▶ **PASSAGE PROVIDED**
START
Solving for Zener Diode Voltage

[d3thkn1ght]

Homework Statement

I have a problem where I need to calculate vo (i.e. output noise) and VO (i.e. DC output voltage) different resistances in a circuit with a Zener diode. The diode is reversed biased but I don't know the Vz. I have the IV curve but can't seem to wrap my head around how to calculate the load line for the Zener diode. Could someone give me some basic steps on calculating the load line and operating point, so I can calculate Vz?

Homework Equations

Unsure

The Attempt at a Solution

I have tried calculating the Thevenin voltage and resistance but still cannot get the load line correct as all the equations I have seen use the current through the diode to calculate the voltage and it doesn't make sense to me.

I appreciate any help.
Thank you.

 

[cnh1995]

Welcome to PF!

Please post the circuit diagram and problem statement.

I have tried calculating the Thevenin voltage and resistance

You need to show your attempt. It is mandatory here while posting in the HH forums.

 

[d3thkn1ght]

Welcome to PF!

Please post the circuit diagram and problem statement.

You need to show your attempt. It is mandatory here while posting in the HH forums.

VI=9.5V, RIN=1 kΩ, and vi=50.0mV.

I tried using KVL at the top node above the diode, using VI + Id*Rin + Vd = 0. I set I to 0 and calculated that Vd was -9.5 V and then set V to 0 and got I was -9.5mA. I drew a load line and it appeared to cross the iv curve at v=-4.75 and i=-4.75mA but I am pretty sure that is wrong and not sure where to go from there.

 

[gneill]

Were you given a value for the load resistor R_L?

 

[d3thkn1ght]

Yes we have to solve for the Vout for a Load Resistance of 2K ohms and for a Load Resistor of 4K ohms. The want the Vo voltage and vo voltage at both.

 

[gneill]

Yes we have to solve for the Vout for a Load Resistance of 2K ohms and for a Load Resistor of 4K ohms. The want the Vo voltage and vo voltage at both.

Okay. You've noted that the zener operates with a reverse bias. That's where the "Zener" breakdown occurs. That also means that the area of interest for the zener's characteristic curve is in the third quadrant, where both the component's voltage and current are negative.
END
▶ **SUPPLIED ENTRIES**
START
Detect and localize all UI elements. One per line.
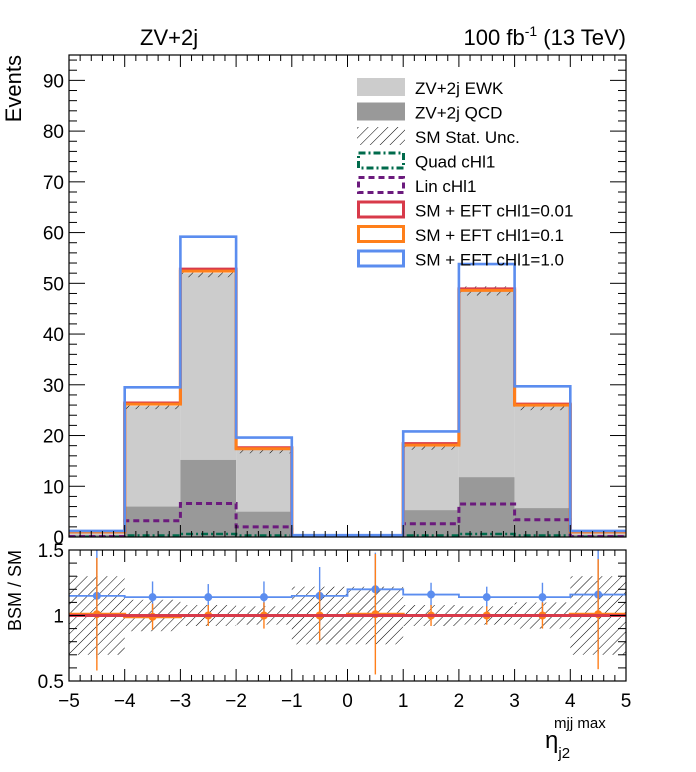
y-tick-label: 1.5 (38, 541, 64, 562)
legend-label: SM + EFT cHl1=1.0 (415, 251, 564, 270)
ratio-panel: −5 −4 −3 −2 −1 0 1 2 3 4 5 0.5 1 1.5 BSM / SM ηj2mjj … (5, 541, 632, 762)
ratio-series (69, 550, 626, 675)
legend-entry-eft001: SM + EFT cHl1=0.01 (357, 200, 573, 221)
legend-label: ZV+2j QCD (415, 104, 502, 123)
ewk-bar (236, 449, 292, 512)
x-tick-label: 2 (454, 691, 465, 712)
legend-swatch-eft01 (357, 225, 405, 243)
x-tick-label: −4 (114, 691, 136, 712)
legend-label: ZV+2j EWK (415, 79, 504, 98)
stat-unc-hatch (403, 443, 459, 450)
x-tick-label: −2 (225, 691, 247, 712)
legend-entry-eft01: SM + EFT cHl1=0.1 (357, 225, 564, 245)
eft1-ratio-point (538, 593, 547, 602)
ratio-y-axis-title: BSM / SM (5, 550, 25, 631)
x-tick-label: −5 (58, 691, 80, 712)
legend-swatch-eft001 (357, 200, 405, 219)
x-tick-label: 1 (398, 691, 409, 712)
x-tick-label: 0 (342, 691, 353, 712)
y-tick-label: 20 (43, 427, 64, 448)
qcd-bar (458, 477, 515, 537)
y-tick-label: 90 (43, 71, 64, 92)
stat-unc-hatch (124, 403, 181, 410)
y-tick-label: 80 (43, 122, 64, 143)
legend-label: SM + EFT cHl1=0.1 (415, 226, 564, 245)
ewk-bar (124, 406, 181, 507)
legend-label: SM Stat. Unc. (415, 128, 520, 147)
ewk-bar (458, 291, 515, 478)
ewk-bar (514, 406, 571, 509)
ratio-axes: −5 −4 −3 −2 −1 0 1 2 3 4 5 0.5 1 1.5 (38, 541, 632, 712)
legend-swatch-ewk (357, 78, 405, 96)
y-tick-label: 50 (43, 274, 64, 295)
y-tick-label: 1 (53, 607, 64, 628)
eft1-ratio-point (427, 590, 436, 599)
ewk-bar (403, 446, 459, 511)
eft1-ratio-point (259, 593, 268, 602)
qcd-bar (69, 534, 125, 537)
process-label: ZV+2j (140, 25, 198, 50)
legend-entry-quad: Quad cHl1 (357, 151, 495, 172)
qcd-bar (514, 508, 571, 537)
y-tick-label: 60 (43, 224, 64, 245)
legend-entry-stat: SM Stat. Unc. (357, 127, 520, 147)
ewk-bar (570, 531, 626, 535)
top-panel: 0 10 20 30 40 50 60 70 80 90 Events (1, 54, 627, 549)
qcd-bar (180, 459, 237, 537)
qcd-bar (124, 506, 181, 537)
x-axis-title: ηj2mjj max (545, 715, 606, 762)
stat-unc-hatch (236, 447, 292, 454)
y-tick-label: 0 (53, 528, 64, 549)
legend-entry-lin: Lin cHl1 (357, 176, 476, 196)
legend: ZV+2j EWK ZV+2j QCD SM Stat. Unc. Quad cHl1… (357, 78, 573, 270)
legend-entry-qcd: ZV+2j QCD (357, 102, 502, 123)
legend-label: SM + EFT cHl1=0.01 (415, 202, 573, 221)
x-tick-label: −1 (281, 691, 303, 712)
legend-label: Lin cHl1 (415, 177, 476, 196)
legend-swatch-qcd (357, 102, 405, 121)
legend-label: Quad cHl1 (415, 153, 495, 172)
stacked-histograms (69, 273, 626, 537)
y-tick-label: 40 (43, 325, 64, 346)
legend-entry-ewk: ZV+2j EWK (357, 78, 504, 98)
legend-swatch-quad (357, 151, 405, 170)
ewk-bar (69, 531, 125, 535)
y-tick-label: 70 (43, 173, 64, 194)
stat-unc-hatch (514, 404, 571, 411)
top-axes: 0 10 20 30 40 50 60 70 80 90 (43, 55, 627, 549)
eft1-ratio-point (482, 593, 491, 602)
y-axis-title: Events (1, 55, 26, 122)
x-tick-label: 3 (509, 691, 520, 712)
ewk-bar (180, 273, 237, 460)
y-tick-label: 30 (43, 376, 64, 397)
stat-unc-hatch (180, 268, 237, 278)
qcd-bar (236, 511, 292, 537)
x-tick-label: 5 (621, 691, 632, 712)
x-tick-label: −3 (170, 691, 192, 712)
eft1-ratio-point (204, 593, 213, 602)
y-tick-label: 10 (43, 477, 64, 498)
x-tick-label: 4 (565, 691, 576, 712)
legend-swatch-hatch (357, 127, 405, 145)
legend-entry-eft1: SM + EFT cHl1=1.0 (357, 249, 564, 270)
legend-swatch-lin (357, 176, 405, 194)
eft1-ratio-line (69, 588, 626, 599)
eft1-ratio-point (148, 593, 157, 602)
y-tick-label: 0.5 (38, 672, 64, 693)
legend-swatch-eft1 (357, 249, 405, 268)
luminosity-label: 100 fb-1 (13 TeV) (464, 23, 626, 50)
END
▶ **REQUIRED TASK 1**
Decide whether each statement agrees with the Zener diode thread, answering yes or no and quoting the deciding words: (a) The DC input voltage given is 9.5 V. (b) The poster was confident that the load line crossing at v=-4.75 and i=-4.75mA was correct. (c) The output must be found for load resistances of 2K ohms and 4K ohms.
▶ **REQUIRED TASK 2**
Write the next part of the Zener diode thread, picking up after its final sentence.

▶ **FINAL ANSWER 1**
(a) Yes: "VI=9.5V, RIN=1 kΩ, and vi=50.0mV."
(b) No: "but I am pretty sure that is wrong and not sure where to go from there."
(c) Yes: "for a Load Resistance of 2K ohms and for a Load Resistor of 4K ohms"

▶ **FINAL ANSWER 2**
To make using the curve more convenient you can rotate it and use treat the current and voltage as positive values. So for the curve you've shown, where the breakdown occurs with a reverse bias of 5 V, the region of interest for the rotated curve will look something like this:

To tackle the DC operating point for the zener your idea of using a Thevenin equivalent is a good one. Start by removing the zener from the circuit and find the Thevenin equivalent for what remains. Start with the R_L = 2 kΩ case. Can you place its load-line on the curve plot?

 

[d3thkn1ght]

First off, thank you for the informative reply. I've been driving myself crazy trying to figure this out.

A couple of questions:
1. Would the thevenin include the 2K ohms resistor? Or is it only the 1K ohm resistor?
2. For the load line, would I use the thevenin voltage for zero current, or would I use a simple voltage divider circuit formula to get the voltage drop across the load resistor (2K ohms)?

Thank you again.

 

[gneill]

First off, thank you for the informative reply. I've been driving myself crazy trying to figure this out.

A couple of questions:
1. Would the thevenin include the 2K ohms resistor? Or is it only the 1K ohm resistor?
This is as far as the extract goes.